▸ Directions for this task: Extract the full listing below without altering a single character.

▸ Available data:
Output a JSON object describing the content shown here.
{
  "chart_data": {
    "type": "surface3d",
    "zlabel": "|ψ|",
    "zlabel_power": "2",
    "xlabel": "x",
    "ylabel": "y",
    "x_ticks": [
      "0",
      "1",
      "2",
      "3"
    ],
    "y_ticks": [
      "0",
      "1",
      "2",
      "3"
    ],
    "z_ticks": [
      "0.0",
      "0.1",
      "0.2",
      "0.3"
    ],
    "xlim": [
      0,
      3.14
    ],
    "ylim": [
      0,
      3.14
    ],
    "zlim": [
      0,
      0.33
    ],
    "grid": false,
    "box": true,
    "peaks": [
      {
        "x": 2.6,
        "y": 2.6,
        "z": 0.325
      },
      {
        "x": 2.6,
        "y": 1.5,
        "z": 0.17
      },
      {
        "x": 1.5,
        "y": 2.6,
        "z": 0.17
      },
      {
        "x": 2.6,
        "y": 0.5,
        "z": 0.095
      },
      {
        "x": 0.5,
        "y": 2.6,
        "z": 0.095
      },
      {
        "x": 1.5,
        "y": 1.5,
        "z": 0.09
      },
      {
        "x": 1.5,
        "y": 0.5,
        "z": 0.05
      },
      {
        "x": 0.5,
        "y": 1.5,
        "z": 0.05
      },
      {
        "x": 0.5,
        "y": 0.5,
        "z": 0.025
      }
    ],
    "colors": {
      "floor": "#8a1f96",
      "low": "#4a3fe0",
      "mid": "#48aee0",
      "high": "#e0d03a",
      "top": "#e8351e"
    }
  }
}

▸ Solution to this exercise:
Output a JSON object describing the content shown here.
{
  "chart_data": {
    "type": "surface3d",
    "zlabel": "|ψ|",
    "zlabel_power": "2",
    "xlabel": "x",
    "ylabel": "y",
    "x_ticks": [
      "0",
      "1",
      "2",
      "3"
    ],
    "y_ticks": [
      "0",
      "1",
      "2",
      "3"
    ],
    "z_ticks": [
      "0.0",
      "0.1",
      "0.2",
      "0.3"
    ],
    "xlim": [
      0,
      3.14
    ],
    "ylim": [
      0,
      3.14
    ],
    "zlim": [
      0,
      0.33
    ],
    "grid": false,
    "box": true,
    "peaks": [
      {
        "x": 2.6,
        "y": 2.6,
        "z": 0.325
      },
      {
        "x": 2.6,
        "y": 1.5,
        "z": 0.17
      },
      {
        "x": 1.5,
        "y": 2.6,
        "z": 0.17
      },
      {
        "x": 2.6,
        "y": 0.5,
        "z": 0.095
      },
      {
        "x": 0.5,
        "y": 2.6,
        "z": 0.095
      },
      {
        "x": 1.5,
        "y": 1.5,
        "z": 0.09
      },
      {
        "x": 1.5,
        "y": 0.5,
        "z": 0.05
      },
      {
        "x": 0.5,
        "y": 1.5,
        "z": 0.05
      },
      {
        "x": 0.5,
        "y": 0.5,
        "z": 0.025
      }
    ],
    "colors": {
      "floor": "#8a1f96",
      "low": "#4a3fe0",
      "mid": "#48aee0",
      "high": "#e0d03a",
      "top": "#e8351e"
    }
  }
}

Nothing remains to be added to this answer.